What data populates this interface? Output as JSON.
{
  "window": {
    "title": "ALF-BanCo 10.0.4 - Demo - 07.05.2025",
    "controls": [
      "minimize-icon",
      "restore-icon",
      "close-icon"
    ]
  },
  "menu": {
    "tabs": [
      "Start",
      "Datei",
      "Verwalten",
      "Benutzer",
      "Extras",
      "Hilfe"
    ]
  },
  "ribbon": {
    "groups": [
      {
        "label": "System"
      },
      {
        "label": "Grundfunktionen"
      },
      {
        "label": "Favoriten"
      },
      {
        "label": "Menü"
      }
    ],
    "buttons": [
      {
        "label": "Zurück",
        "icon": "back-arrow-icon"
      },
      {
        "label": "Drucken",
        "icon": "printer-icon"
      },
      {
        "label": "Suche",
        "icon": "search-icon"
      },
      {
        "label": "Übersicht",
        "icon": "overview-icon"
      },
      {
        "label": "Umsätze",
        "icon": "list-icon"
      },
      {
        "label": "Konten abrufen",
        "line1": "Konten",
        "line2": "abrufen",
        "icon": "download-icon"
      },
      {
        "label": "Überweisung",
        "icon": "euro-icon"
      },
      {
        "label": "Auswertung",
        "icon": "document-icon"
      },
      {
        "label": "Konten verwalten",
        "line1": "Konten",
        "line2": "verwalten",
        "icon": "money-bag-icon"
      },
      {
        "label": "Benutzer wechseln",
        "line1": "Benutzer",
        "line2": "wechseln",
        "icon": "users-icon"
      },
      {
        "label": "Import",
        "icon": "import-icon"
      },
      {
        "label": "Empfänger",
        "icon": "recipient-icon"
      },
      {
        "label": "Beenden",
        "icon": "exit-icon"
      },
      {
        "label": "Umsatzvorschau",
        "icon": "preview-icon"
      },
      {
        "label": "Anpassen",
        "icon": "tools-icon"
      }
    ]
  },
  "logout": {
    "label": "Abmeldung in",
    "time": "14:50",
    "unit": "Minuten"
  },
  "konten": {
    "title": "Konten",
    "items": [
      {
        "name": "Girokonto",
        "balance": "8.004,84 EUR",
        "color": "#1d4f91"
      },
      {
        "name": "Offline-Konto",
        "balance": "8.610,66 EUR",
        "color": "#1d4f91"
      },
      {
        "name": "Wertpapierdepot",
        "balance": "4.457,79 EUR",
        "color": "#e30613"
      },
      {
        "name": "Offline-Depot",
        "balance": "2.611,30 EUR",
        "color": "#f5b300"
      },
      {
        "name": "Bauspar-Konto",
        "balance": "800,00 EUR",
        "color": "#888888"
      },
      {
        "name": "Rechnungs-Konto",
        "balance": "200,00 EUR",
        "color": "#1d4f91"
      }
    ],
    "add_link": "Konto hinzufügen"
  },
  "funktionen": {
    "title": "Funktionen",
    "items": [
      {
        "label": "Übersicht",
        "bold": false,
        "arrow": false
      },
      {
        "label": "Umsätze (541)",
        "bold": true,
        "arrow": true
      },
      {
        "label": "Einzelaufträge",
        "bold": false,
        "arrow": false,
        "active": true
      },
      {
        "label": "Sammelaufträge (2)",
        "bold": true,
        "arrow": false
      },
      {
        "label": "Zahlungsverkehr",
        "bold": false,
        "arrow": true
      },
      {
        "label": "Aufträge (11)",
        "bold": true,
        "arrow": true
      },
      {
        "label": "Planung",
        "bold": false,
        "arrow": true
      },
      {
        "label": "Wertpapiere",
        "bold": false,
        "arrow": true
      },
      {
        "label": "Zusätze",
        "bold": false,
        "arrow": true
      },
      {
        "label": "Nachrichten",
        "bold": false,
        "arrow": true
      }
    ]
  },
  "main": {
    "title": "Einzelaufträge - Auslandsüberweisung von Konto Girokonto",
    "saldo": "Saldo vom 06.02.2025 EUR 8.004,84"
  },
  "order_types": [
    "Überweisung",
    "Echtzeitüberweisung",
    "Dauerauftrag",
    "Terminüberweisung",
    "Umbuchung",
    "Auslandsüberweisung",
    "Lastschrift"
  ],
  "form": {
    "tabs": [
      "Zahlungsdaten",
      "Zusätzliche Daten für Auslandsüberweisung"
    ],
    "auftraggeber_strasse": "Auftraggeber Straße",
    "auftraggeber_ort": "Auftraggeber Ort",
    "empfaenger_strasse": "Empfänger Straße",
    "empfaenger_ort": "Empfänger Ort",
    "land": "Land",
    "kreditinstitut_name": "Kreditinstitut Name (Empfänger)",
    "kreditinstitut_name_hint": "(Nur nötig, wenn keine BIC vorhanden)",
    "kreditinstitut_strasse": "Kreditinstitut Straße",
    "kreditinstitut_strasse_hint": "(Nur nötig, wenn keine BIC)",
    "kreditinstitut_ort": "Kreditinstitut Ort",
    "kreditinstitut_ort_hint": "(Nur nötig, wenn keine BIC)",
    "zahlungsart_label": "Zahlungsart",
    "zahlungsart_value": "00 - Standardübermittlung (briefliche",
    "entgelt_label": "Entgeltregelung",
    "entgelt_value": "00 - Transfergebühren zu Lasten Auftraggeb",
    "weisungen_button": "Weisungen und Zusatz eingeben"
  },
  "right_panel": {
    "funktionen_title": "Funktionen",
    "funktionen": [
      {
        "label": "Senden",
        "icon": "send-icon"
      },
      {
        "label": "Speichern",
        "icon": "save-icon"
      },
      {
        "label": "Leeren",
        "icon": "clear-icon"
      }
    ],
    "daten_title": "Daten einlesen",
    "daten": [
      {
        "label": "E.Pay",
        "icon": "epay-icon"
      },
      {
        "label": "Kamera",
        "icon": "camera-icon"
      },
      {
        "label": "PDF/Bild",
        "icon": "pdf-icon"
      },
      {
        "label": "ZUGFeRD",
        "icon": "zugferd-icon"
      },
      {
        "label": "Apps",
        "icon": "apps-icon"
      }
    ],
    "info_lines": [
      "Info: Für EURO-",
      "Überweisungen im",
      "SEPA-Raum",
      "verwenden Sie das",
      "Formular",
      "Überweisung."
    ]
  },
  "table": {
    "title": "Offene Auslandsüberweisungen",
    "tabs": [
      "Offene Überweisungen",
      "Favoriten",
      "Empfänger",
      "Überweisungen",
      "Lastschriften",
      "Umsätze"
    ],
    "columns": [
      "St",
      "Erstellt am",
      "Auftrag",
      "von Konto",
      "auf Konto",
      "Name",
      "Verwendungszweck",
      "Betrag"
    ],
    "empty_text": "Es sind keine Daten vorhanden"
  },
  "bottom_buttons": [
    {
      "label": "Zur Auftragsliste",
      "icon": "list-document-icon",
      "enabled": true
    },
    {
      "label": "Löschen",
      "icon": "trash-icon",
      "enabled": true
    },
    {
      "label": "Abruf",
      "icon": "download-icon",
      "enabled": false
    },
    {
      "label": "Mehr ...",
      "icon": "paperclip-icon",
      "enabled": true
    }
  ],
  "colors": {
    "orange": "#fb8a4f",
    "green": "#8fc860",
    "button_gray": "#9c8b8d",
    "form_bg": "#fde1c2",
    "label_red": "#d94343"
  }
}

==========

The exercise:
Reproduce the listing shown above in its entirety, exactly.

Expected output:
What data populates this interface? Output as JSON.
{
  "window": {
    "title": "ALF-BanCo 10.0.4 - Demo - 07.05.2025",
    "controls": [
      "minimize-icon",
      "restore-icon",
      "close-icon"
    ]
  },
  "menu": {
    "tabs": [
      "Start",
      "Datei",
      "Verwalten",
      "Benutzer",
      "Extras",
      "Hilfe"
    ]
  },
  "ribbon": {
    "groups": [
      {
        "label": "System"
      },
      {
        "label": "Grundfunktionen"
      },
      {
        "label": "Favoriten"
      },
      {
        "label": "Menü"
      }
    ],
    "buttons": [
      {
        "label": "Zurück",
        "icon": "back-arrow-icon"
      },
      {
        "label": "Drucken",
        "icon": "printer-icon"
      },
      {
        "label": "Suche",
        "icon": "search-icon"
      },
      {
        "label": "Übersicht",
        "icon": "overview-icon"
      },
      {
        "label": "Umsätze",
        "icon": "list-icon"
      },
      {
        "label": "Konten abrufen",
        "line1": "Konten",
        "line2": "abrufen",
        "icon": "download-icon"
      },
      {
        "label": "Überweisung",
        "icon": "euro-icon"
      },
      {
        "label": "Auswertung",
        "icon": "document-icon"
      },
      {
        "label": "Konten verwalten",
        "line1": "Konten",
        "line2": "verwalten",
        "icon": "money-bag-icon"
      },
      {
        "label": "Benutzer wechseln",
        "line1": "Benutzer",
        "line2": "wechseln",
        "icon": "users-icon"
      },
      {
        "label": "Import",
        "icon": "import-icon"
      },
      {
        "label": "Empfänger",
        "icon": "recipient-icon"
      },
      {
        "label": "Beenden",
        "icon": "exit-icon"
      },
      {
        "label": "Umsatzvorschau",
        "icon": "preview-icon"
      },
      {
        "label": "Anpassen",
        "icon": "tools-icon"
      }
    ]
  },
  "logout": {
    "label": "Abmeldung in",
    "time": "14:50",
    "unit": "Minuten"
  },
  "konten": {
    "title": "Konten",
    "items": [
      {
        "name": "Girokonto",
        "balance": "8.004,84 EUR",
        "color": "#1d4f91"
      },
      {
        "name": "Offline-Konto",
        "balance": "8.610,66 EUR",
        "color": "#1d4f91"
      },
      {
        "name": "Wertpapierdepot",
        "balance": "4.457,79 EUR",
        "color": "#e30613"
      },
      {
        "name": "Offline-Depot",
        "balance": "2.611,30 EUR",
        "color": "#f5b300"
      },
      {
        "name": "Bauspar-Konto",
        "balance": "800,00 EUR",
        "color": "#888888"
      },
      {
        "name": "Rechnungs-Konto",
        "balance": "200,00 EUR",
        "color": "#1d4f91"
      }
    ],
    "add_link": "Konto hinzufügen"
  },
  "funktionen": {
    "title": "Funktionen",
    "items": [
      {
        "label": "Übersicht",
        "bold": false,
        "arrow": false
      },
      {
        "label": "Umsätze (541)",
        "bold": true,
        "arrow": true
      },
      {
        "label": "Einzelaufträge",
        "bold": false,
        "arrow": false,
        "active": true
      },
      {
        "label": "Sammelaufträge (2)",
        "bold": true,
        "arrow": false
      },
      {
        "label": "Zahlungsverkehr",
        "bold": false,
        "arrow": true
      },
      {
        "label": "Aufträge (11)",
        "bold": true,
        "arrow": true
      },
      {
        "label": "Planung",
        "bold": false,
        "arrow": true
      },
      {
        "label": "Wertpapiere",
        "bold": false,
        "arrow": true
      },
      {
        "label": "Zusätze",
        "bold": false,
        "arrow": true
      },
      {
        "label": "Nachrichten",
        "bold": false,
        "arrow": true
      }
    ]
  },
  "main": {
    "title": "Einzelaufträge - Auslandsüberweisung von Konto Girokonto",
    "saldo": "Saldo vom 06.02.2025 EUR 8.004,84"
  },
  "order_types": [
    "Überweisung",
    "Echtzeitüberweisung",
    "Dauerauftrag",
    "Terminüberweisung",
    "Umbuchung",
    "Auslandsüberweisung",
    "Lastschrift"
  ],
  "form": {
    "tabs": [
      "Zahlungsdaten",
      "Zusätzliche Daten für Auslandsüberweisung"
    ],
    "auftraggeber_strasse": "Auftraggeber Straße",
    "auftraggeber_ort": "Auftraggeber Ort",
    "empfaenger_strasse": "Empfänger Straße",
    "empfaenger_ort": "Empfänger Ort",
    "land": "Land",
    "kreditinstitut_name": "Kreditinstitut Name (Empfänger)",
    "kreditinstitut_name_hint": "(Nur nötig, wenn keine BIC vorhanden)",
    "kreditinstitut_strasse": "Kreditinstitut Straße",
    "kreditinstitut_strasse_hint": "(Nur nötig, wenn keine BIC)",
    "kreditinstitut_ort": "Kreditinstitut Ort",
    "kreditinstitut_ort_hint": "(Nur nötig, wenn keine BIC)",
    "zahlungsart_label": "Zahlungsart",
    "zahlungsart_value": "00 - Standardübermittlung (briefliche",
    "entgelt_label": "Entgeltregelung",
    "entgelt_value": "00 - Transfergebühren zu Lasten Auftraggeb",
    "weisungen_button": "Weisungen und Zusatz eingeben"
  },
  "right_panel": {
    "funktionen_title": "Funktionen",
    "funktionen": [
      {
        "label": "Senden",
        "icon": "send-icon"
      },
      {
        "label": "Speichern",
        "icon": "save-icon"
      },
      {
        "label": "Leeren",
        "icon": "clear-icon"
      }
    ],
    "daten_title": "Daten einlesen",
    "daten": [
      {
        "label": "E.Pay",
        "icon": "epay-icon"
      },
      {
        "label": "Kamera",
        "icon": "camera-icon"
      },
      {
        "label": "PDF/Bild",
        "icon": "pdf-icon"
      },
      {
        "label": "ZUGFeRD",
        "icon": "zugferd-icon"
      },
      {
        "label": "Apps",
        "icon": "apps-icon"
      }
    ],
    "info_lines": [
      "Info: Für EURO-",
      "Überweisungen im",
      "SEPA-Raum",
      "verwenden Sie das",
      "Formular",
      "Überweisung."
    ]
  },
  "table": {
    "title": "Offene Auslandsüberweisungen",
    "tabs": [
      "Offene Überweisungen",
      "Favoriten",
      "Empfänger",
      "Überweisungen",
      "Lastschriften",
      "Umsätze"
    ],
    "columns": [
      "St",
      "Erstellt am",
      "Auftrag",
      "von Konto",
      "auf Konto",
      "Name",
      "Verwendungszweck",
      "Betrag"
    ],
    "empty_text": "Es sind keine Daten vorhanden"
  },
  "bottom_buttons": [
    {
      "label": "Zur Auftragsliste",
      "icon": "list-document-icon",
      "enabled": true
    },
    {
      "label": "Löschen",
      "icon": "trash-icon",
      "enabled": true
    },
    {
      "label": "Abruf",
      "icon": "download-icon",
      "enabled": false
    },
    {
      "label": "Mehr ...",
      "icon": "paperclip-icon",
      "enabled": true
    }
  ],
  "colors": {
    "orange": "#fb8a4f",
    "green": "#8fc860",
    "button_gray": "#9c8b8d",
    "form_bg": "#fde1c2",
    "label_red": "#d94343"
  }
}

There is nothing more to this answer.